#### Esercizio A:
Rispondi alle seguenti domande sul testo sul Washington Post.
(i) Quale giornalista del WaPo ha vinto un Pulitzer quest'anno per la copertura della campagna elettorale di Trump?
(ii) Chi era sul podio della press room a dire che i media sono "vergognosi"?
(iii) Chi ha comprato il giornale, e a quale titolo?
#### Esercizio B:
Prosegui il testo sul Washington Post a partire dalla sua ultima frase.

#### Testo fornito:
────

PERCHÉ IL WAPO È IL BERSAGLIO PREFERITO

Nel mirino di Trump c’è ovviamente anche il Washington Post. Il presidente detesta il giornale per una ragione semplice: è quello che nel tempo ha fatto uscire più scoop urticanti su di lui, e in particolare sul Russiagate. Dal video in cui faceva commenti osceni e misogini pubblicato durante la campagna elettorale, a cose più sostanziose come per esempio l’avvio dell’approfondimento dello special consuel che coordina l’inchiesta sulla Russia per verificare se Trump abbia o meno cercato di intralciare il corso della giustizia, o le indagini sul genero Jared Kushner, o ancora, separatamente, la notizia del segreto di intelligence spifferato ai russi in visita alla Casa Bianca; a causa delle informazioni ottenute e pubblicate dai giornalisti del WaPo, inoltre, l’ex consigliere per la Sicurezza nazionale Michael Flynn, scelta di cuore del presidente per quel ruolo, è stato costretto a dimettersi in uno dei passaggi principali della storia sulle potenziali collusioni con Mosca del team-Trump – i contatti con i russi di Flynn. Da ultimo, David Fahrenthold, giornalista del WaPo che per la copertura della campagna elettorale di Trump ha vinto un Pulitzer quest’anno, ha fatto uscire tre giorni fa una storia che pare abbia irritato parecchio il presidente: ha scoperto che nelle hall di almeno cinque campi da golf col marchio Trump (quelli costruiti dalla Trump Organization) c’è esposta una copertina di Time del 2009 che riporta Trump in prima pagina, ma è falsa – Trump non c’era sulla copertina di quel numero.

L’ATTACCO CONTRO WAPO, AMAZON E BEZOS

Negli stessi minuti in cui quest’ultima spigolatura di costume rimbalzava online, la vice portavoce della Casa Bianca, Sarah Sanders, era sul podio della press room a dire che i media sono “vergognosi” (in un corto circuito che ha fatto sorridere chi pensava ‘ma allora perché inventarsi per vanteria di essere sulla copertina di Time?’, mentre l’intervento agguerrito in difesa dei media di Brian Karem, giornalista che per due quotidiani del Maryland copre Washington, durante quella stessa conferenza stampa stava diventando un pezzo da collezione nel racconto della presidenza Trump). L’attacco di mercoledì contro il WaPo e Amazon rientra in questo contesto, e ha due pecche iper visibili: la prima, inquadra Amazon come proprietario del giornale, quando invece è Bezos come investimento personale ad averlo comprato; seconda, non si capisce bene a cosa alluda Trump quando parla di “internet taxes” da pagare (la Casa Bianca non ha fornito commenti per chiarimento).

────

#### Righe di dati:
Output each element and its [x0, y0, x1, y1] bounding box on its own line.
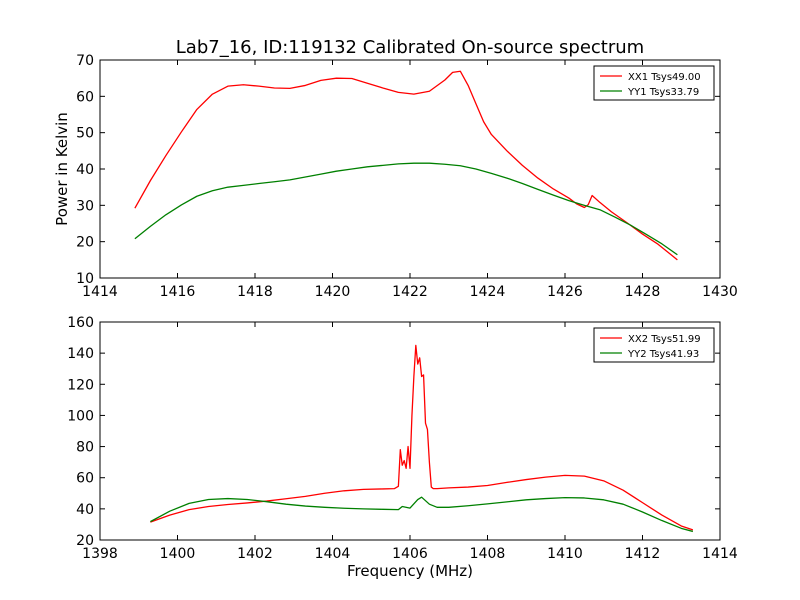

────

#### Risposta finale A:
(i) David Fahrenthold.
(ii) Sarah Sanders, vice portavoce della Casa Bianca.
(iii) Bezos, come investimento personale.

#### Risposta finale B:
I PRECEDENTI

Già durante un’intervista dello scorso anno, Trump aveva detto che Bezos “sta usando il Washington Post per avere potere, in modo che i politici di Washington non tassino Amazon come dovrebbero essere tassati” e durante un comizio elettorale di febbraio 2016 aveva promesso che Amazon avrebbe avuto “diversi problemi” se lui fosse diventato presidente. Pure nel 2015 aveva scritto in un tweet che l’acquisto del WaPo da parte di Bezos era una strategia per tenere sotto scacco il potere politico e far in modo che Amazon pagasse meno tasse. (Nota: dal 1 aprile comunque Amazon ha iniziato a pagare tasse in ogni stato in cui ci sono “sales taxes” e non solo in quelli aveva una presenza fisica con i magazzini logistici).

MA COS’È LA TASSA SU INTERNET?

Il New York Times dà una lettura (quasi ironica) del tweet trumpiano di mercoledì: richiamare le tasse su internet, dice il Nyt, sembra andare incontro alle richieste di alcuni rivenditori, come Walmart, che già nel 2013 portarono al Marketplace Fairness Act, la cui reintroduzione per il 2017 è stata proposta il 27 aprile con una coalizione bi-partisan al Senato, ma ha trovato alla Camera l’opposizione dei repubblicani. L’idea della tassa in più è vista come un anatema per i sostenitori no-tax (molto repubblicani) e coccia inevitabilmente con la proposta di riduzione delle imposte uscita mesi fa dall’amministrazione e cavallo di battaglia durante la campagne elettorale.

C’È POCO AMORE TRA I DUE

Il 20 giugno Bezos era seduto a fianco a Trump alla Casa Bianca, invitato con altri leader del settore hi-tech americano a un incontro dell’American Technology Council – il Ceo di Amazon ha definito “molto produttivo” il meeting. Ma i due non si amano. Bezos, che dopo la vittoria elettorale s’è complimentato per forma con Trump, all’inizio della campagna presidenziale, a dicembre del 2015, aveva proposto, scherzosamente, di esiliare Trump nello spazio.